Stored data entries:
_____

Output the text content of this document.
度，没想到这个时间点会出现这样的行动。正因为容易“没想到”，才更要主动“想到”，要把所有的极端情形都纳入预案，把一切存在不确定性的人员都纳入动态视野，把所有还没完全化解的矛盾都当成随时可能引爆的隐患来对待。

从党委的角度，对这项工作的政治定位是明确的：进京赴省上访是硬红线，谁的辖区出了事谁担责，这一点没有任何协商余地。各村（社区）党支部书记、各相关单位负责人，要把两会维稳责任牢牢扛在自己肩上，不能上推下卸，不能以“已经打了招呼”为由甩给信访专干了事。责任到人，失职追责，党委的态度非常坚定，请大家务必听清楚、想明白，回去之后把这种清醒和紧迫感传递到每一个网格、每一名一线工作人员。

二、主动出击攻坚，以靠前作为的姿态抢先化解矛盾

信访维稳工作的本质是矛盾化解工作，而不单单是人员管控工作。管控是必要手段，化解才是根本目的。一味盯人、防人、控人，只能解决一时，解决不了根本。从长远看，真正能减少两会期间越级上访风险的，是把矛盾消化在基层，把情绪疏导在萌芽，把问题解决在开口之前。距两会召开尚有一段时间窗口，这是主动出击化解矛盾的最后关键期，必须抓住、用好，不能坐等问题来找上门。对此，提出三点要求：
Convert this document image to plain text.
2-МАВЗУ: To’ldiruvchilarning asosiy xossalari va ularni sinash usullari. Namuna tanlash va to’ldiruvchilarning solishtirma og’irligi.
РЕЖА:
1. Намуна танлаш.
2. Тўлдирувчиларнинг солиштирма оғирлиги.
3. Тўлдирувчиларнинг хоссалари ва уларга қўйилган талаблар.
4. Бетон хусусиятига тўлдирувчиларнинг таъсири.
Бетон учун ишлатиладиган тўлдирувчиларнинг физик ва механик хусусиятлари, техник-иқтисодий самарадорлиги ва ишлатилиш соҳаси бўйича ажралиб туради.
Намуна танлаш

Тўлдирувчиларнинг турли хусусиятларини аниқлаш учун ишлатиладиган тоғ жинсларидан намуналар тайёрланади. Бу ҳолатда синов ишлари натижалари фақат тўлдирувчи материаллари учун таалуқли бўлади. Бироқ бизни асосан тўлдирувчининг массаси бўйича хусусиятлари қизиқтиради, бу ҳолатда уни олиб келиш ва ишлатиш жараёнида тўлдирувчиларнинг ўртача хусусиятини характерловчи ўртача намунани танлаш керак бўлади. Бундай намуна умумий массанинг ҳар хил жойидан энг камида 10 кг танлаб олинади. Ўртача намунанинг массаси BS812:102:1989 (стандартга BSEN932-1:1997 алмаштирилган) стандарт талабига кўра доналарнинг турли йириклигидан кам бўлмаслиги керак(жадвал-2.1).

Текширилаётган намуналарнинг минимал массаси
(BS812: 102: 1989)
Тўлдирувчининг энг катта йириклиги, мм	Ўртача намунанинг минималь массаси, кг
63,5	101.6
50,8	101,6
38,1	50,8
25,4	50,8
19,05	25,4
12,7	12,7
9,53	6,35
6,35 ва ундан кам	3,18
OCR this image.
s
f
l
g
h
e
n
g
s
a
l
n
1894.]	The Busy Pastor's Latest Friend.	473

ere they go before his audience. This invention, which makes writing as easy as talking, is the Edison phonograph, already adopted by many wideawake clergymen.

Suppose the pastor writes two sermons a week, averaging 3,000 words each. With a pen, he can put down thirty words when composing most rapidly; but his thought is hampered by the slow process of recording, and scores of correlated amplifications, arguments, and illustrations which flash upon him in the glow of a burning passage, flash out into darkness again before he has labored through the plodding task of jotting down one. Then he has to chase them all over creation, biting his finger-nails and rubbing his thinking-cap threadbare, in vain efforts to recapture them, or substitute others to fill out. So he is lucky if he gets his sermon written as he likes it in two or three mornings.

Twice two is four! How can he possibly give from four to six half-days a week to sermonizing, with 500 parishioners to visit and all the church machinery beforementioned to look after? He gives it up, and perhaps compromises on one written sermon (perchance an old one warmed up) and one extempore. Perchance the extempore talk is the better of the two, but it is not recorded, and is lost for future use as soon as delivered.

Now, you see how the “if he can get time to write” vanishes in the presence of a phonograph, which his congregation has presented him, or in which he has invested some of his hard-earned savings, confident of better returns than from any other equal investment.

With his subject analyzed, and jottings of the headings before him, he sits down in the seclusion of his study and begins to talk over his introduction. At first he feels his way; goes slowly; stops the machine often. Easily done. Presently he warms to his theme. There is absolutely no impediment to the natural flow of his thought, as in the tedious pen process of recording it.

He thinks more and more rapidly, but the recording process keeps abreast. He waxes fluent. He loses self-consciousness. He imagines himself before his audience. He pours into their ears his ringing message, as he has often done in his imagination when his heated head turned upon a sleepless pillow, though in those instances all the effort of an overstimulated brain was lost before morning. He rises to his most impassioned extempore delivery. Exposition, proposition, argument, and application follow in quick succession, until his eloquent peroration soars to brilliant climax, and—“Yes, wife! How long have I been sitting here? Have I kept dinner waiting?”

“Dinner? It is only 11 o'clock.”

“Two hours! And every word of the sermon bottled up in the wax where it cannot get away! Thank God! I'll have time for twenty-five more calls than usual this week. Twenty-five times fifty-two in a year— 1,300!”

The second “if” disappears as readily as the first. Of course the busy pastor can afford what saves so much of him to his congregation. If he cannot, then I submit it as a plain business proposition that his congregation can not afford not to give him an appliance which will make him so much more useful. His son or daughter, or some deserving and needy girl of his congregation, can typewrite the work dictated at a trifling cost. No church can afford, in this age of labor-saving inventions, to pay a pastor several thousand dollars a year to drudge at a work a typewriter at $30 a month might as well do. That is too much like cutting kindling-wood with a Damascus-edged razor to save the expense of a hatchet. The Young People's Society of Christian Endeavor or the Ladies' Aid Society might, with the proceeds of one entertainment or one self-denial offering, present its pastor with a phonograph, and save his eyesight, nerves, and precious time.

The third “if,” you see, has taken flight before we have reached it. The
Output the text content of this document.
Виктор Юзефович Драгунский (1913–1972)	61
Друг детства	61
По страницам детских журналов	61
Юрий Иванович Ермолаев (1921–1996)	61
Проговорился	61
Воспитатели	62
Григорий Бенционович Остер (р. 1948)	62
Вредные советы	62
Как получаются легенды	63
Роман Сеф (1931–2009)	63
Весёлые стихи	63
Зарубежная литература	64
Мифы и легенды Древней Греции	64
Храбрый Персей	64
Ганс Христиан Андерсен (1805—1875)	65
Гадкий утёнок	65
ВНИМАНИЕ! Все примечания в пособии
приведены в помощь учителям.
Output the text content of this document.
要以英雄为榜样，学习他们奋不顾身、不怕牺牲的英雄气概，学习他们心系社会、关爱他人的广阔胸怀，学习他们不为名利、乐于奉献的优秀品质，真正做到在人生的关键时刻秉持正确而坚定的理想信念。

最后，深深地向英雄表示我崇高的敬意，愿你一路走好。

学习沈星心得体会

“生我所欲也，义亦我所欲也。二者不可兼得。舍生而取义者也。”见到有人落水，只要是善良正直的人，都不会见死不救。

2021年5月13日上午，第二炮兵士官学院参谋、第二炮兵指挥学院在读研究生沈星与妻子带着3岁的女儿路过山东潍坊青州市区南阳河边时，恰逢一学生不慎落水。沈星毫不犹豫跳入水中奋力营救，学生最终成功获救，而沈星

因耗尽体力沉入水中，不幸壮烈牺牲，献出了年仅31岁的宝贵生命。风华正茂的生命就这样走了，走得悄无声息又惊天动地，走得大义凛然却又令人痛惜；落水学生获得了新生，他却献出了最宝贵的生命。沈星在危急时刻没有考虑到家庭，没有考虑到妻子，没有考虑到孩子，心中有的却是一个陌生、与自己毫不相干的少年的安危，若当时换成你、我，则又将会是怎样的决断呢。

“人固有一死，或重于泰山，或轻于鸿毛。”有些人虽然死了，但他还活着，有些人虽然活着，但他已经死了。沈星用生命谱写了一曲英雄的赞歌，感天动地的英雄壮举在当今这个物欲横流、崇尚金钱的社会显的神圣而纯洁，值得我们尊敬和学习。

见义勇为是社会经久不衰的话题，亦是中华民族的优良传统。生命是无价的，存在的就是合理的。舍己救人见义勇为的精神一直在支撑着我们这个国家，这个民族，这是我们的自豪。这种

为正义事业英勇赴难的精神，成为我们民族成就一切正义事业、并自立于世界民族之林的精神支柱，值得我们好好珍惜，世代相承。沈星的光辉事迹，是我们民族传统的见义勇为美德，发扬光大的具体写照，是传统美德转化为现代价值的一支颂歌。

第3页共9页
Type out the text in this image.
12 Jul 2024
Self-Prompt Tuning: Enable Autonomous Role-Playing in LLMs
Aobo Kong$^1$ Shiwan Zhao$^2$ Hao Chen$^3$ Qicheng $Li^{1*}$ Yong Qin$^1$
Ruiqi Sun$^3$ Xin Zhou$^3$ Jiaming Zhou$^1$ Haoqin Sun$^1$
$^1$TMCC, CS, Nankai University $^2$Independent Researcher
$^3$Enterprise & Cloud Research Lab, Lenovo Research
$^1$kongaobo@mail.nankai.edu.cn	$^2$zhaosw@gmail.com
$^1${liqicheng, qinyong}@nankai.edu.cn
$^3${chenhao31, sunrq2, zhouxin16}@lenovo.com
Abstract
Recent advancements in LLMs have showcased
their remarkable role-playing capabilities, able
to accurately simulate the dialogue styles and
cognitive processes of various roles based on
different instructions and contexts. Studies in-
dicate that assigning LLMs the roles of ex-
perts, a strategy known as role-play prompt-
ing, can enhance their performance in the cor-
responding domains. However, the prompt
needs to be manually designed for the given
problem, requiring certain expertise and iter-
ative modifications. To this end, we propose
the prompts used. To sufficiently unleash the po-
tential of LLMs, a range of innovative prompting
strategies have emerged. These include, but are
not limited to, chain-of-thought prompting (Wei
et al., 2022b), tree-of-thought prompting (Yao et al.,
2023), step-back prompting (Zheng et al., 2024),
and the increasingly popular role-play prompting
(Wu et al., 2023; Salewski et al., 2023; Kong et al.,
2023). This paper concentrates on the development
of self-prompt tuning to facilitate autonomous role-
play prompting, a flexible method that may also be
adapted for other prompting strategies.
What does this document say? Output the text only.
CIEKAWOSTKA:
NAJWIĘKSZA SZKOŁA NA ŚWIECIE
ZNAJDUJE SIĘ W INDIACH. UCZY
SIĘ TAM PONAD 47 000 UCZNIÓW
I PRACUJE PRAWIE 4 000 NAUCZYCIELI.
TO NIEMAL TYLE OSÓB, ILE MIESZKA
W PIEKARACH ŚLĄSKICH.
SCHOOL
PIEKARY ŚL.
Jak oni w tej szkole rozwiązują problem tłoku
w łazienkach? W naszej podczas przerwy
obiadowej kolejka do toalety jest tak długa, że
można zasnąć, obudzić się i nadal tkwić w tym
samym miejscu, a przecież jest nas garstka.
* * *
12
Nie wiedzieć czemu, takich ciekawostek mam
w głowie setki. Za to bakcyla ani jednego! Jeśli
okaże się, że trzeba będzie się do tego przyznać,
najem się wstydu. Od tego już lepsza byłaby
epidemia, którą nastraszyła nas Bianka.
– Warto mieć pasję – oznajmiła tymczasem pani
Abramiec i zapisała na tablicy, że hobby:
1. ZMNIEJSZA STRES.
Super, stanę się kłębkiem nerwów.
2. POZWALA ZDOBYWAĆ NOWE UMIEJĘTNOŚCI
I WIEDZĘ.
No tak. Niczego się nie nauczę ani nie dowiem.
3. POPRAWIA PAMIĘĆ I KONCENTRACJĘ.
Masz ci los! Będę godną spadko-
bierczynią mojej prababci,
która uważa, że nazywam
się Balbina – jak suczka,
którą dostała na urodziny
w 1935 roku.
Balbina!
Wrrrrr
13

_____

**Set exercise**. Identify each line in the records above containing the word "extempore"; copy those lines.

**Solved problem**.
Twice two is four! How can he possibly give from four to six half-days a week to sermonizing, with 500 parishioners to visit and all the church machinery beforementioned to look after? He gives it up, and perhaps compromises on one written sermon (perchance an old one warmed up) and one extempore. Perchance the extempore talk is the better of the two, but it is not recorded, and is lost for future use as soon as delivered.
He thinks more and more rapidly, but the recording process keeps abreast. He waxes fluent. He loses self-consciousness. He imagines himself before his audience. He pours into their ears his ringing message, as he has often done in his imagination when his heated head turned upon a sleepless pillow, though in those instances all the effort of an overstimulated brain was lost before morning. He rises to his most impassioned extempore delivery. Exposition, proposition, argument, and application follow in quick succession, until his eloquent peroration soars to brilliant climax, and—“Yes, wife! How long have I been sitting here? Have I kept dinner waiting?”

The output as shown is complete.